▶ PASSAGE TO READ
Yeah, it’s interesting. So we have an in law suite attached to our house. She actually came back from the hotel and basically had said earlier that I can live in the in law suite until we figure something out (it could take 2 years to sell our house if we truly separate/divorce), essentially I’m “living” in a different room of the house for now. When I came home from work, I went to check on her and now she doesn’t want to talk, basically said why are you in here, I/“we” said you were living in the apartment. I didn’t really hear anything the rest of the night. I’m sure at some point this will be twisted to I’m still ignoring her, but it’s a brief reprieve at least for now.

Whose house is it? 

I wonder how my W would handle things if we had such an apartment.  I am guessing she would first want me to stay in there.  I would, enjoy my peace and quiet, and let her manage all the responsibilities of the main house.  I am guessing that it would not be 12 hours before she was wanting be to come back inside to fix something, cook something, clean something, etc.  I doubt she would want to do that again, and next time I bet she would want to stay in the apartment.

▶ Saved data entries
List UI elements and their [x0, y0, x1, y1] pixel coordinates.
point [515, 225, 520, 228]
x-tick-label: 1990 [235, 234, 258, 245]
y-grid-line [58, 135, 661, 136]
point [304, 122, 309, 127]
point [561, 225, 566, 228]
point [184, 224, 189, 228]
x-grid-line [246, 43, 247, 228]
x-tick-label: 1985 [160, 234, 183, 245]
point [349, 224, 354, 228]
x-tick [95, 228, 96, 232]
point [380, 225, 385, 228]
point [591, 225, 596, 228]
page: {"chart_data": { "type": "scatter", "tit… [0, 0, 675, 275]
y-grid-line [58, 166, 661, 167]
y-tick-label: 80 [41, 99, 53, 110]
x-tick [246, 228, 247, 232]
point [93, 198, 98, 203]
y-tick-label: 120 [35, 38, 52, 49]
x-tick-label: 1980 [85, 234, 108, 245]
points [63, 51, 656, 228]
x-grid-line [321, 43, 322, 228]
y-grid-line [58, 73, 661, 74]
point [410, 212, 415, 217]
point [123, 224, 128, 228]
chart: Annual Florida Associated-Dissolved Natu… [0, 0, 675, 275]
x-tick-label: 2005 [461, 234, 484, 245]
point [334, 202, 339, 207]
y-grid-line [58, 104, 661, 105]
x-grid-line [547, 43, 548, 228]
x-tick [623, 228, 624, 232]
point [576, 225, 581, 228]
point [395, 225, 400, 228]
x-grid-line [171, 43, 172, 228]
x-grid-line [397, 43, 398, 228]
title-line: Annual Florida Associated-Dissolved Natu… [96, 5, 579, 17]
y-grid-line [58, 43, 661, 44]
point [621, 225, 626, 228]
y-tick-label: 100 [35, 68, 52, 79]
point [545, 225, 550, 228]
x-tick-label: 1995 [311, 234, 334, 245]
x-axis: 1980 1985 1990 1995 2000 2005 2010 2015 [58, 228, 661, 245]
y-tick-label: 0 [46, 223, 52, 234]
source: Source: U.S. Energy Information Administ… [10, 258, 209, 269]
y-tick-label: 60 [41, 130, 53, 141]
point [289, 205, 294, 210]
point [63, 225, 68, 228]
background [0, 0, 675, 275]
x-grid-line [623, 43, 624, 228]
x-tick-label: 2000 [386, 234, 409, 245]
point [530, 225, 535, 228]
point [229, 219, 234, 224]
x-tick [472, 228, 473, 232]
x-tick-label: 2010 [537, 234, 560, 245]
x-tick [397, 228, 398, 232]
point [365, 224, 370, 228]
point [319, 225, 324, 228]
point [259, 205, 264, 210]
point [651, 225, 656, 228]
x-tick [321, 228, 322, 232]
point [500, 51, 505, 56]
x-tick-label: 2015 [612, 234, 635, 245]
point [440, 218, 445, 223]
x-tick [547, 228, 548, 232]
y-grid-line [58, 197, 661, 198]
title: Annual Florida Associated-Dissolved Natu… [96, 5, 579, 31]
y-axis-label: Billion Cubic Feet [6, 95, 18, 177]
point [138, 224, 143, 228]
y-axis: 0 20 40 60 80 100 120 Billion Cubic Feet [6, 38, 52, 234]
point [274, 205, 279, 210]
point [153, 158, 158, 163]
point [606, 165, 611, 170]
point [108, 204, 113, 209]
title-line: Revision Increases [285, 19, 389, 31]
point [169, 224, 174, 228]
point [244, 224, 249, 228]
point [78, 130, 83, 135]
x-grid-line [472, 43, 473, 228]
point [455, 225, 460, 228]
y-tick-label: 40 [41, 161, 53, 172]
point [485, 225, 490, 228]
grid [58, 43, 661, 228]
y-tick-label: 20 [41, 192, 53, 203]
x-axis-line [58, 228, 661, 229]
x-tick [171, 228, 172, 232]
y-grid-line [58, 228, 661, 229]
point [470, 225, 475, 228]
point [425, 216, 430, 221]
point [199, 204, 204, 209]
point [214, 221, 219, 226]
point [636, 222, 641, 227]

▶ PROBLEM TO SOLVE
Reproduce the forum post's wording between "Yeah, it’s interesting." and "house is it?", inclusive. Work only from the forum post about the in-law suite.

▶ WRITTEN RESPONSE
Yeah, it’s interesting. So we have an in law suite attached to our house. She actually came back from the hotel and basically had said earlier that I can live in the in law suite until we figure something out (it could take 2 years to sell our house if we truly separate/divorce), essentially I’m “living” in a different room of the house for now. When I came home from work, I went to check on her and now she doesn’t want to talk, basically said why are you in here, I/“we” said you were living in the apartment. I didn’t really hear anything the rest of the night. I’m sure at some point this will be twisted to I’m still ignoring her, but it’s a brief reprieve at least for now.

Whose house is it?